▶ [REQUIRED WORK]: Copy every one of the lines below word for word, changing nothing.

Entries of extracted data
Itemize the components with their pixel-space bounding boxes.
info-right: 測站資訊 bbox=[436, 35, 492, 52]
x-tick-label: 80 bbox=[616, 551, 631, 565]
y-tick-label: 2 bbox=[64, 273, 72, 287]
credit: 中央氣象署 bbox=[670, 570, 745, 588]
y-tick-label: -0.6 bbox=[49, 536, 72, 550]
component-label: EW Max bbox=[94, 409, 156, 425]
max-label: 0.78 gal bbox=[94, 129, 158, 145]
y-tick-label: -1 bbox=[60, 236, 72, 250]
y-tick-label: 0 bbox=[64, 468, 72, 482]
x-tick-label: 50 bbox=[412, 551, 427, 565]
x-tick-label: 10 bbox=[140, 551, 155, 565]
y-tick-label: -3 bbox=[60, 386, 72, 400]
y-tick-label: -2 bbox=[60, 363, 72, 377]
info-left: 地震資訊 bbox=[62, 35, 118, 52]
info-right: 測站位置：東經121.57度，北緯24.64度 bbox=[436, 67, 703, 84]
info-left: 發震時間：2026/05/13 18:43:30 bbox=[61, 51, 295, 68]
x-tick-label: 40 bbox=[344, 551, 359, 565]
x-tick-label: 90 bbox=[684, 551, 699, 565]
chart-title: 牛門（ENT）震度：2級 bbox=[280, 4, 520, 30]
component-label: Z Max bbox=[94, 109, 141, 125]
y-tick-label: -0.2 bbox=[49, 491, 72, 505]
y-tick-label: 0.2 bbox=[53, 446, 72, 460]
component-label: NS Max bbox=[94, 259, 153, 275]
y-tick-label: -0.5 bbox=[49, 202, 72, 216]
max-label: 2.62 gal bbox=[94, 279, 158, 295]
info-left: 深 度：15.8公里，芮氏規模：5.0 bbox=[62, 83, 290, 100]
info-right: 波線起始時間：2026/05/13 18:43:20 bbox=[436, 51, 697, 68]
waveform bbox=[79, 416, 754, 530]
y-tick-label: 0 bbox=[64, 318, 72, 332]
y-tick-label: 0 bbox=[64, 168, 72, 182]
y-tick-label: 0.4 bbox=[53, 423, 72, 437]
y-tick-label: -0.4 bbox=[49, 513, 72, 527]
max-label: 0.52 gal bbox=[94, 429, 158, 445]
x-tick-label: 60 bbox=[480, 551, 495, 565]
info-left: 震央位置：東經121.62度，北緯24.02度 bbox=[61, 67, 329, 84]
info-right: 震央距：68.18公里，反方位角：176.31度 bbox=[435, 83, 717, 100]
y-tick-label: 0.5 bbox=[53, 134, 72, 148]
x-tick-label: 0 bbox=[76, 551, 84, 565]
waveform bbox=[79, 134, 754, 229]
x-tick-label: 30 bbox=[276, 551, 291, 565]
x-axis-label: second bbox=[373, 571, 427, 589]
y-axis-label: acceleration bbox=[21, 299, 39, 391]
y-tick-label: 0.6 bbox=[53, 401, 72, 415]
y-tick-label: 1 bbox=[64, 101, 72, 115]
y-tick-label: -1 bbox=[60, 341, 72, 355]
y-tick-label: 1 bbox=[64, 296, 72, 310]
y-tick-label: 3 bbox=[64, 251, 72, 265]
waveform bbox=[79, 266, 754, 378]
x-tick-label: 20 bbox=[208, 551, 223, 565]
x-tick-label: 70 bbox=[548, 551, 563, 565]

▶ [EXERCISE OUTPUT]:
Itemize the components with their pixel-space bounding boxes.
info-right: 測站資訊 bbox=[436, 35, 492, 52]
x-tick-label: 80 bbox=[616, 551, 631, 565]
y-tick-label: 2 bbox=[64, 273, 72, 287]
credit: 中央氣象署 bbox=[670, 570, 745, 588]
y-tick-label: -0.6 bbox=[49, 536, 72, 550]
component-label: EW Max bbox=[94, 409, 156, 425]
max-label: 0.78 gal bbox=[94, 129, 158, 145]
y-tick-label: -1 bbox=[60, 236, 72, 250]
y-tick-label: 0 bbox=[64, 468, 72, 482]
x-tick-label: 50 bbox=[412, 551, 427, 565]
x-tick-label: 10 bbox=[140, 551, 155, 565]
y-tick-label: -3 bbox=[60, 386, 72, 400]
y-tick-label: -2 bbox=[60, 363, 72, 377]
info-left: 地震資訊 bbox=[62, 35, 118, 52]
info-right: 測站位置：東經121.57度，北緯24.64度 bbox=[436, 67, 703, 84]
info-left: 發震時間：2026/05/13 18:43:30 bbox=[61, 51, 295, 68]
x-tick-label: 40 bbox=[344, 551, 359, 565]
x-tick-label: 90 bbox=[684, 551, 699, 565]
chart-title: 牛門（ENT）震度：2級 bbox=[280, 4, 520, 30]
component-label: Z Max bbox=[94, 109, 141, 125]
y-tick-label: -0.2 bbox=[49, 491, 72, 505]
y-tick-label: 0.2 bbox=[53, 446, 72, 460]
component-label: NS Max bbox=[94, 259, 153, 275]
y-tick-label: -0.5 bbox=[49, 202, 72, 216]
max-label: 2.62 gal bbox=[94, 279, 158, 295]
info-left: 深 度：15.8公里，芮氏規模：5.0 bbox=[62, 83, 290, 100]
info-right: 波線起始時間：2026/05/13 18:43:20 bbox=[436, 51, 697, 68]
waveform bbox=[79, 416, 754, 530]
y-tick-label: 0 bbox=[64, 318, 72, 332]
y-tick-label: 0 bbox=[64, 168, 72, 182]
y-tick-label: 0.4 bbox=[53, 423, 72, 437]
y-tick-label: -0.4 bbox=[49, 513, 72, 527]
max-label: 0.52 gal bbox=[94, 429, 158, 445]
x-tick-label: 60 bbox=[480, 551, 495, 565]
info-left: 震央位置：東經121.62度，北緯24.02度 bbox=[61, 67, 329, 84]
info-right: 震央距：68.18公里，反方位角：176.31度 bbox=[435, 83, 717, 100]
y-tick-label: 0.5 bbox=[53, 134, 72, 148]
x-tick-label: 0 bbox=[76, 551, 84, 565]
waveform bbox=[79, 134, 754, 229]
x-tick-label: 30 bbox=[276, 551, 291, 565]
x-axis-label: second bbox=[373, 571, 427, 589]
y-axis-label: acceleration bbox=[21, 299, 39, 391]
y-tick-label: 0.6 bbox=[53, 401, 72, 415]
y-tick-label: 1 bbox=[64, 101, 72, 115]
y-tick-label: -1 bbox=[60, 341, 72, 355]
y-tick-label: 1 bbox=[64, 296, 72, 310]
y-tick-label: 3 bbox=[64, 251, 72, 265]
waveform bbox=[79, 266, 754, 378]
x-tick-label: 20 bbox=[208, 551, 223, 565]
x-tick-label: 70 bbox=[548, 551, 563, 565]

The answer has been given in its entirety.